## Begin DATA FOR THIS TASK

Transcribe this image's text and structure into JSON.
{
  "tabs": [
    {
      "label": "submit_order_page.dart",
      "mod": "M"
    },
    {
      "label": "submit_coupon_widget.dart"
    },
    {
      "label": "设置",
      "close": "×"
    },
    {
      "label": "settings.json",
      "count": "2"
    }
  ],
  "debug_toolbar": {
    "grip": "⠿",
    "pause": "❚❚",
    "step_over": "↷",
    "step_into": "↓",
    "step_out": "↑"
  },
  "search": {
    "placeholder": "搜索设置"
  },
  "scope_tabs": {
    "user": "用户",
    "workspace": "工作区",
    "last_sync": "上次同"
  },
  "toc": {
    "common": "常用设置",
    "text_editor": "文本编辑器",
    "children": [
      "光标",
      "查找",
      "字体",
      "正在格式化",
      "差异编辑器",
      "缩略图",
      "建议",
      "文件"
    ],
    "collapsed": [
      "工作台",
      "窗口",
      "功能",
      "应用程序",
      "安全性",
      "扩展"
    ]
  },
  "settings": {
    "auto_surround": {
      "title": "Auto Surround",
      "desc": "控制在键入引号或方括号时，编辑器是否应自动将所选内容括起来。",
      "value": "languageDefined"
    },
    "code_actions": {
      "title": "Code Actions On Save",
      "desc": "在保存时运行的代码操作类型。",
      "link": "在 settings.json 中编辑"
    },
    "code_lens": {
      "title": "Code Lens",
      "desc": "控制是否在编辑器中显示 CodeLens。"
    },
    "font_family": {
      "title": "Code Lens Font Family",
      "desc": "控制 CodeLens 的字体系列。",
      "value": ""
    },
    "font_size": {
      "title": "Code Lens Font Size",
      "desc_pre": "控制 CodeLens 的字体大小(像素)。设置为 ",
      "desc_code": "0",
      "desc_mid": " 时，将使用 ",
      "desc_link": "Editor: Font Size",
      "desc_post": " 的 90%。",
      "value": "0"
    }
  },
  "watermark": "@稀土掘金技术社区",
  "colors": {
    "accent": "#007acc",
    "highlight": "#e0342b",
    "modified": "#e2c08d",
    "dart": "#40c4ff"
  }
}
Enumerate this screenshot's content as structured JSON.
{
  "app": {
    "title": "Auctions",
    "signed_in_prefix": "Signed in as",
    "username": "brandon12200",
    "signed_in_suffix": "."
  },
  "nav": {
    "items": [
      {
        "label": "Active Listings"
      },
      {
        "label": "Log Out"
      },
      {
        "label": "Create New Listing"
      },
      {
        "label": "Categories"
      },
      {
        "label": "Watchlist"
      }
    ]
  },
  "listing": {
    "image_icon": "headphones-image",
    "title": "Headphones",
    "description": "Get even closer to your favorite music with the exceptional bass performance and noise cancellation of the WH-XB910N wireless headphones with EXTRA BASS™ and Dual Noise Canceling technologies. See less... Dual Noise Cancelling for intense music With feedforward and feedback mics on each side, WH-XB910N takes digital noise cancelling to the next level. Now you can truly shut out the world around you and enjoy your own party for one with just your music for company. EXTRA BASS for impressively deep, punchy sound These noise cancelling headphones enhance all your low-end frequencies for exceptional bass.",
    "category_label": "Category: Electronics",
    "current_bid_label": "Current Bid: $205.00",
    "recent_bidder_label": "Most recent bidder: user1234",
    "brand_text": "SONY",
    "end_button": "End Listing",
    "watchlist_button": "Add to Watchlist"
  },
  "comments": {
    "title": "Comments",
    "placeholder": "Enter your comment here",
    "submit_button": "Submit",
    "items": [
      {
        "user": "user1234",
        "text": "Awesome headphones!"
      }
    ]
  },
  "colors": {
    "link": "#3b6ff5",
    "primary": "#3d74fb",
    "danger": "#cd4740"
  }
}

## End DATA FOR THIS TASK
## Begin DATA FOR THIS TASK

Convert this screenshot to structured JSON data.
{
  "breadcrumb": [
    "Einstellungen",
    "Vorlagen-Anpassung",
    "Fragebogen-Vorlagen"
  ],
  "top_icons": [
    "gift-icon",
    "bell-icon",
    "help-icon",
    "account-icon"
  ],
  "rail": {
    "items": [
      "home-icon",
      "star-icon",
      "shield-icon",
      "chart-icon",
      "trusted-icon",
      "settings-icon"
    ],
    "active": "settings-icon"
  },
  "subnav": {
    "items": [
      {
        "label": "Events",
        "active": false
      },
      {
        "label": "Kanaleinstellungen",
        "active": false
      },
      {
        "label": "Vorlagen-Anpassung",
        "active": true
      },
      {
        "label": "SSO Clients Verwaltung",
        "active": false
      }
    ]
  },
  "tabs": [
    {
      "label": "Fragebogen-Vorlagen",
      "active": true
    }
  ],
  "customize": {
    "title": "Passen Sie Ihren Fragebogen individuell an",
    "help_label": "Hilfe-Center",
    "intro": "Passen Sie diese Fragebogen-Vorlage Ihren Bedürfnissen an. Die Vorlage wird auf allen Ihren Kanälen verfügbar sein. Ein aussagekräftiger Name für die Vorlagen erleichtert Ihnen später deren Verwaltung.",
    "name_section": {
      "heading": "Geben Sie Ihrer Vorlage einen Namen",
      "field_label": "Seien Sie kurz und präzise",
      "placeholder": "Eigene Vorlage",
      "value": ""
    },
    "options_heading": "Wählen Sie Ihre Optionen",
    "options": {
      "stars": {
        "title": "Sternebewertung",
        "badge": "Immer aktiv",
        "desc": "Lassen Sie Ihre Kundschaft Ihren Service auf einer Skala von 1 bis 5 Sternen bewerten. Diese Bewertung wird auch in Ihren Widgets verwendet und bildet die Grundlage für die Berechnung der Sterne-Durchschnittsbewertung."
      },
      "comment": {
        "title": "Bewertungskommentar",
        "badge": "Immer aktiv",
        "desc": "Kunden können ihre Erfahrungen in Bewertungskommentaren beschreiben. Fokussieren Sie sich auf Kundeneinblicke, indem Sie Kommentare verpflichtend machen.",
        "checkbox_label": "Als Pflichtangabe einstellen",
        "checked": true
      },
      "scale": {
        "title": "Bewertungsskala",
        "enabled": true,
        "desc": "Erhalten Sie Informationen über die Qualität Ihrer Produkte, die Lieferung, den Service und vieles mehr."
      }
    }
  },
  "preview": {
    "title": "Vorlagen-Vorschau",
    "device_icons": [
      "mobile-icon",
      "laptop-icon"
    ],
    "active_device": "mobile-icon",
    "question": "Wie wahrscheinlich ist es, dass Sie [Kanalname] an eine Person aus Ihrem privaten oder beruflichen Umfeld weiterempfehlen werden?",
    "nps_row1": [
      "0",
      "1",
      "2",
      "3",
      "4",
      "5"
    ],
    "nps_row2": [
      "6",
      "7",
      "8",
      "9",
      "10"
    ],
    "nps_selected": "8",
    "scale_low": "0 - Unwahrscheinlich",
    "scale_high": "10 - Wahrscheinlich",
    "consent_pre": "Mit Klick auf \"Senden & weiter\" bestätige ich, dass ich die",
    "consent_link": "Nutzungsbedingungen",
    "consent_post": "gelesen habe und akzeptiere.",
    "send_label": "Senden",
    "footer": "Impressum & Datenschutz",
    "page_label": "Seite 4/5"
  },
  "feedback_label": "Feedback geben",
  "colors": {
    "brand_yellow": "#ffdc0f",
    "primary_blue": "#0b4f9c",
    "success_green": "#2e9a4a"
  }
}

## End DATA FOR THIS TASK
## Begin DATA FOR THIS TASK

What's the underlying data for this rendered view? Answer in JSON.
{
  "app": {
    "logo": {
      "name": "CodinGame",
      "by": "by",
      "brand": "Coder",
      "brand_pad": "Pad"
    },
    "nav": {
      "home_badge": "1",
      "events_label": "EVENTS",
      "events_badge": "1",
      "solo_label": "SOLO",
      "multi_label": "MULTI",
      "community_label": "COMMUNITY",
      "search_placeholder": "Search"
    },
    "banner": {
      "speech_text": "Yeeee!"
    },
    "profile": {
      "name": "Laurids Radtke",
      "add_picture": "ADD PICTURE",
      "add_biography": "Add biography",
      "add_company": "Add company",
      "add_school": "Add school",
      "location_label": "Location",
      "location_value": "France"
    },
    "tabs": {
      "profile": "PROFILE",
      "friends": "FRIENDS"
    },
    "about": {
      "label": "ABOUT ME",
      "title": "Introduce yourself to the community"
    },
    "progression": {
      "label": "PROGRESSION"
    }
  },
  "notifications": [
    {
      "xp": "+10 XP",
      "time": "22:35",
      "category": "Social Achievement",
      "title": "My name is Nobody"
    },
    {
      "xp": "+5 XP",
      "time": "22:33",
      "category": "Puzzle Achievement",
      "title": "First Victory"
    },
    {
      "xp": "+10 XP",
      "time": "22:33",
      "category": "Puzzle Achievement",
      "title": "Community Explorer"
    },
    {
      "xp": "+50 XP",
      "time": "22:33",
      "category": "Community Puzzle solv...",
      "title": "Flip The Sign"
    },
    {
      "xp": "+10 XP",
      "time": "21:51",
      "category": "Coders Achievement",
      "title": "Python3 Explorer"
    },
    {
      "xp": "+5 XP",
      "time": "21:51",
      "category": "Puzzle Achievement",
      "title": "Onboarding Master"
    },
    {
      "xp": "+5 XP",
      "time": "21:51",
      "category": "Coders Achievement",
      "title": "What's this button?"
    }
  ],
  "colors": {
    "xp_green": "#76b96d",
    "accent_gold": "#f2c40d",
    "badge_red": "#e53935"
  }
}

## End DATA FOR THIS TASK

DESCRIPTION OF THE TASK |
Go through the listing above and locate each line that holds the word "Verwaltung". Copy those lines.

SOLVED PROBLEM |
        "label": "SSO Clients Verwaltung",
    "intro": "Passen Sie diese Fragebogen-Vorlage Ihren Bedürfnissen an. Die Vorlage wird auf allen Ihren Kanälen verfügbar sein. Ein aussagekräftiger Name für die Vorlagen erleichtert Ihnen später deren Verwaltung.",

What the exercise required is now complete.